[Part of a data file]
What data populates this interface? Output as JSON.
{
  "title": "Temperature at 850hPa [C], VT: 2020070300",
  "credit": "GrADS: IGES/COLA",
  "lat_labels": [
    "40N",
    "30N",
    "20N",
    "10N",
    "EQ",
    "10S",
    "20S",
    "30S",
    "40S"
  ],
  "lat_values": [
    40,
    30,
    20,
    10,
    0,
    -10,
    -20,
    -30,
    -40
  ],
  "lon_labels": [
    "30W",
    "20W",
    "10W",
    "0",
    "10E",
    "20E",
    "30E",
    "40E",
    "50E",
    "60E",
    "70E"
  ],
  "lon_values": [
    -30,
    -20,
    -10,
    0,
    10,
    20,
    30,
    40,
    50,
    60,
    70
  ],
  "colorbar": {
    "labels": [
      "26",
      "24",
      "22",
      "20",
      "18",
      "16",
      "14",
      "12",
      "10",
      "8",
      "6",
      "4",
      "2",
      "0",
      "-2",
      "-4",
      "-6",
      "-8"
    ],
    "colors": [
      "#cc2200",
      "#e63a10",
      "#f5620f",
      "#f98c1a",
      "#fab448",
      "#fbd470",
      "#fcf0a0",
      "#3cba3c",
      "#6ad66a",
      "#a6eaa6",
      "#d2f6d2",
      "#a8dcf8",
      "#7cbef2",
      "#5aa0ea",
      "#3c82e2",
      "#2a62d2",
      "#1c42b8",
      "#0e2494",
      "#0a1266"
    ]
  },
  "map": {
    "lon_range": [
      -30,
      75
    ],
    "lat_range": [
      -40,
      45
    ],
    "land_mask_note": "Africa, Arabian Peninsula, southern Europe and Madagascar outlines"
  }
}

**WHAT TO DO:** Each record above must be given again exactly.

**WRITTEN SOLUTION:**
What data populates this interface? Output as JSON.
{
  "title": "Temperature at 850hPa [C], VT: 2020070300",
  "credit": "GrADS: IGES/COLA",
  "lat_labels": [
    "40N",
    "30N",
    "20N",
    "10N",
    "EQ",
    "10S",
    "20S",
    "30S",
    "40S"
  ],
  "lat_values": [
    40,
    30,
    20,
    10,
    0,
    -10,
    -20,
    -30,
    -40
  ],
  "lon_labels": [
    "30W",
    "20W",
    "10W",
    "0",
    "10E",
    "20E",
    "30E",
    "40E",
    "50E",
    "60E",
    "70E"
  ],
  "lon_values": [
    -30,
    -20,
    -10,
    0,
    10,
    20,
    30,
    40,
    50,
    60,
    70
  ],
  "colorbar": {
    "labels": [
      "26",
      "24",
      "22",
      "20",
      "18",
      "16",
      "14",
      "12",
      "10",
      "8",
      "6",
      "4",
      "2",
      "0",
      "-2",
      "-4",
      "-6",
      "-8"
    ],
    "colors": [
      "#cc2200",
      "#e63a10",
      "#f5620f",
      "#f98c1a",
      "#fab448",
      "#fbd470",
      "#fcf0a0",
      "#3cba3c",
      "#6ad66a",
      "#a6eaa6",
      "#d2f6d2",
      "#a8dcf8",
      "#7cbef2",
      "#5aa0ea",
      "#3c82e2",
      "#2a62d2",
      "#1c42b8",
      "#0e2494",
      "#0a1266"
    ]
  },
  "map": {
    "lon_range": [
      -30,
      75
    ],
    "lat_range": [
      -40,
      45
    ],
    "land_mask_note": "Africa, Arabian Peninsula, southern Europe and Madagascar outlines"
  }
}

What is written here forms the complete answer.